_TEXT SEGMENT_
#####
That ultimately quite minor concern aside, I’m really fascinated by what Free League has designed. As they plan to continue to release more cinematic adventures and campaign books based around the other core careers of space trucker and colonist, I have to imagine I’ll continue to stay engaged at least in reading these new publications. Even without playing it, the on-the-page storytelling has so far been enough to keep me invested.

Finding a way to finish Alien: Isolation

I’ve written before about my mixed experience with Alien: Isolation, and my abandonment of the game after too many failures in the medbay level (only Mission 5 of 18!). That was, amazingly, over four years ago, which was even then almost three years after the game was originally released. My brief attempt to return to it quickly shriveled into nothing as well.

Yet enough time has passed that I’d let go of my frustration, and I was far more curious about experiencing the rest of the story. And after all, I get into a certain mood starting about a month before October anyway. Watching Alien and Aliens again, I wanted to see the story of Amanda Ripley in full, to understand how it connects and adds to those classic films.
#####
_DATA PROVIDED_
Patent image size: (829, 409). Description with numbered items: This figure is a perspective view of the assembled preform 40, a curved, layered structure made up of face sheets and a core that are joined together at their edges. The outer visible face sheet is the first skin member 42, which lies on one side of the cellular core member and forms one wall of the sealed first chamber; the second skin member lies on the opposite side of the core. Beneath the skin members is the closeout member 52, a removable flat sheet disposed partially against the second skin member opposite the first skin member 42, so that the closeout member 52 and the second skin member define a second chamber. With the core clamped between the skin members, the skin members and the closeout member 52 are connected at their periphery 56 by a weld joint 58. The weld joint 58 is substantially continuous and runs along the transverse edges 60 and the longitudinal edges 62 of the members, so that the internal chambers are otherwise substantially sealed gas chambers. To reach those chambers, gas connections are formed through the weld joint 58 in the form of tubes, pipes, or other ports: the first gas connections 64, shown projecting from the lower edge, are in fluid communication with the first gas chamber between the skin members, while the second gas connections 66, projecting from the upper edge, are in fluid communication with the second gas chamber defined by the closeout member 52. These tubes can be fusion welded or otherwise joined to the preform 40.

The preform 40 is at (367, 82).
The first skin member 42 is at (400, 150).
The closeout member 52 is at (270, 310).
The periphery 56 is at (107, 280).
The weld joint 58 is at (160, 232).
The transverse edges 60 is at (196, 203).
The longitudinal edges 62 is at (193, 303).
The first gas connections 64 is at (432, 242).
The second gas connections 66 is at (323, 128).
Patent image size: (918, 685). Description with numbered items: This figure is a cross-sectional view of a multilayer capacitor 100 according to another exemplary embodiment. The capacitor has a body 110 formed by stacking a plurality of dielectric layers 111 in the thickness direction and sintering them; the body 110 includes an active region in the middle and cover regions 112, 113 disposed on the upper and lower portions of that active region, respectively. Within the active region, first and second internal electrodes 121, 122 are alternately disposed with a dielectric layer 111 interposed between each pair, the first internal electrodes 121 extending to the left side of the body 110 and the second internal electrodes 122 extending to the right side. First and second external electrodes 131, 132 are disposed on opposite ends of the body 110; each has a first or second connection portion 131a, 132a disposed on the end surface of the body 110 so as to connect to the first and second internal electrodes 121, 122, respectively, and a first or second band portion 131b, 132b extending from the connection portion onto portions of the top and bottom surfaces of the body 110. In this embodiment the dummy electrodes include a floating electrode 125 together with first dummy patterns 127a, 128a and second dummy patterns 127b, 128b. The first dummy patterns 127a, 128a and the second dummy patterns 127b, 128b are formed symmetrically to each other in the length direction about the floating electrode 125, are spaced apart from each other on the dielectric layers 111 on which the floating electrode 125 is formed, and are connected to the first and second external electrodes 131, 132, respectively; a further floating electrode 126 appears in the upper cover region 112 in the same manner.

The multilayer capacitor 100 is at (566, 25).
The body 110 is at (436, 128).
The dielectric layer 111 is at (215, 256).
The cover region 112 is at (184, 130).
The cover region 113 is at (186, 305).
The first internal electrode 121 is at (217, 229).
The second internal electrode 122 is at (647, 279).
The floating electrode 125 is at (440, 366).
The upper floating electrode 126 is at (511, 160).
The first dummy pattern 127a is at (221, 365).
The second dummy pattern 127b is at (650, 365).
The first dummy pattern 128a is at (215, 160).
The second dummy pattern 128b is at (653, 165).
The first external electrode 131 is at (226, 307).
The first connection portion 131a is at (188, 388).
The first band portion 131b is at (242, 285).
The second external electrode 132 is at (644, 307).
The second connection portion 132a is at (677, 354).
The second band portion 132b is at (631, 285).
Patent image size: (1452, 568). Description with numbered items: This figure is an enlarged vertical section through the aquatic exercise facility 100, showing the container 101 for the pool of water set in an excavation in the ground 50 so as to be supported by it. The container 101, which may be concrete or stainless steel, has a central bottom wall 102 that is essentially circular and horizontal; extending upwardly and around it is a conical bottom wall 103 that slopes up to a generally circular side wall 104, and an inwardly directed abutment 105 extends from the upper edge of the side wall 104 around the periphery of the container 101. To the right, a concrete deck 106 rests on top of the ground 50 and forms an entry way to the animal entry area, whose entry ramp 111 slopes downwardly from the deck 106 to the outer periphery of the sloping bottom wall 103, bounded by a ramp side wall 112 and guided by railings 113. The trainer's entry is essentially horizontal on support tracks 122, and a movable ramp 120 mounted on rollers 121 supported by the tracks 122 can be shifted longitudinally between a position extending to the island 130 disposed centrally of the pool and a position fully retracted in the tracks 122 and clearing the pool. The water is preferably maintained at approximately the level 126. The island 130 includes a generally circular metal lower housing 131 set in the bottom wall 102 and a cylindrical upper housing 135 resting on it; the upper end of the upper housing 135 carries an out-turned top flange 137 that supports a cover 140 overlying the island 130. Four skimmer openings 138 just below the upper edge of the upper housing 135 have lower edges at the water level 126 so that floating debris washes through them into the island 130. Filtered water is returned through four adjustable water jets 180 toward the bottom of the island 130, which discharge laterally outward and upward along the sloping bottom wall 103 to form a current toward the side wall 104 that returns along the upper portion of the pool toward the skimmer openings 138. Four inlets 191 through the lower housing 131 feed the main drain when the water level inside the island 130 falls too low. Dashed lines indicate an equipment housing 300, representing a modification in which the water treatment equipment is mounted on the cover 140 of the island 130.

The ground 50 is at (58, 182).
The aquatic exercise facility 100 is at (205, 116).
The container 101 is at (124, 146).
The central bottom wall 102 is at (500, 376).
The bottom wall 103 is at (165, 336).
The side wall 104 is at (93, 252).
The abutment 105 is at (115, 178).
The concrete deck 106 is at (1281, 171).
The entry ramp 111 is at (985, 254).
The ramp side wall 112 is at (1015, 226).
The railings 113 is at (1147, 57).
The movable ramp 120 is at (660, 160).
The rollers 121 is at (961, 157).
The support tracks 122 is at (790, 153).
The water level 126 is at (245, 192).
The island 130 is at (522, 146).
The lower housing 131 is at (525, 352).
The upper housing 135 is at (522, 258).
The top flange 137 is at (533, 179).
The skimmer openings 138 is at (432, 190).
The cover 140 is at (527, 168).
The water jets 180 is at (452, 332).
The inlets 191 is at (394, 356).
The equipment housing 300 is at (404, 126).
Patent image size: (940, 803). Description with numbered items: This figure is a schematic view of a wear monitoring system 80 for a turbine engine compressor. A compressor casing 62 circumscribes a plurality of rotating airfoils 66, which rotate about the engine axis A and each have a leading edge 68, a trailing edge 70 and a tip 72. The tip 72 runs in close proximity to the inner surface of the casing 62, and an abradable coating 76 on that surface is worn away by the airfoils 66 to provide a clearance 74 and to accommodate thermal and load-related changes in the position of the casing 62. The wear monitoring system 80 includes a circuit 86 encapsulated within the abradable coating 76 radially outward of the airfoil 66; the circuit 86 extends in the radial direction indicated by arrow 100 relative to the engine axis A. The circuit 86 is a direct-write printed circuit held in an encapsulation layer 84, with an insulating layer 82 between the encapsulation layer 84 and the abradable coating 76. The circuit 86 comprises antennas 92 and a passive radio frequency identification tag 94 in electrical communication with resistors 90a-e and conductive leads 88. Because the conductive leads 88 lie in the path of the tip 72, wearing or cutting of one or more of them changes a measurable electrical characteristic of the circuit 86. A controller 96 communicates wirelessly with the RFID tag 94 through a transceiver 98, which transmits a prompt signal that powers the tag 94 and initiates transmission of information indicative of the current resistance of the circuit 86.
#####
_THE TASKS_
1) Please summarize the post about Free League and Alien: Isolation in two sentences.
2) Carry on the post about Free League and Alien: Isolation from its last sentence.
The items are separate material from the post about Free League and Alien: Isolation.

_EXPECTED ANSWERS_
1) The writer is fascinated by what Free League has designed and expects to keep reading its upcoming cinematic adventures and campaign books, since their on-the-page storytelling has been enough to stay invested without playing. Having abandoned Alien: Isolation over four years earlier after too many failures in the medbay level, the writer has since let go of the frustration and, after watching Alien and Aliens again, wants to see Amanda Ripley's story in full.

2)
So I started again. I prepared myself for a potentially grueling experience, went with the lowest difficulty of novice, and started the game again. And I found myself really enjoying the game! It was very tense, but that was appropriate for the content of the game. I appreciated the atmosphere. I held my breath in adrenaline-pumping games of cat and mouse. I cursed and gasped in fear. I marveled at the considerable attention to detail the designers invested in every prop, every nook and cranny of the space station and starships you encounter along the way. I abused tactics that wouldn’t work on higher difficulties, becoming over-reliant on hiding spaces like cupboards, lockers, and the leg room beneath desks and tables. I advanced slowly and steadily. I had a lot of scary fun. The alien became less intimidating, more of a mechanistic gameplay challenge than a horrific creature, but that was fine. I enjoyed teasing out elements of the story. I enjoyed how the fate of the Anesidora and its crew provided an explanation as to why W-Y never sent its colonists to track down the derelict ship before Ellen Ripley could verify its location decades later, even as they settled on the same world that it was located on. (I don’t need a lot of explanations in space horror, but that was an unusual gap that was filled well here.) And I cared about Amanda Ripley, Samuels, and Taylor.

Yet I didn’t finish the game, and I don’t think I will. I ran into what seems to be the other section besides medbay that frustrates a lot of players: the long hallway connecting cluttered rooms that you must move back and forth along to power a generator, go back to flip a switch, and then return to the generator once more when the power goes out. Suddenly the xenomorph was acting much smarter than it had at any other point in novice play, and it was angry. It was always willing to hop in the vents, to open every cupboard, to creep around the room insistently. I was low on flamethrower fuel and couldn’t just flame my way through–plus, my conservative, over-cautious playstyle always backfired as I waited out useful opportunities and was too nervous to inch around tables to keep Ripley separated and just out of sight from the alien. Even after I decided to take a few days’ break, which became over a week, I still felt sick to my stomach thinking of forcing myself through the same anxiety-inducing hallway creeping and repetitive macabre death sequences. But I also felt horrible about giving up entirely because I really wanted to see the story through, and rather than less than halfway into the game, I was on Mission 17, the second-to-last mission!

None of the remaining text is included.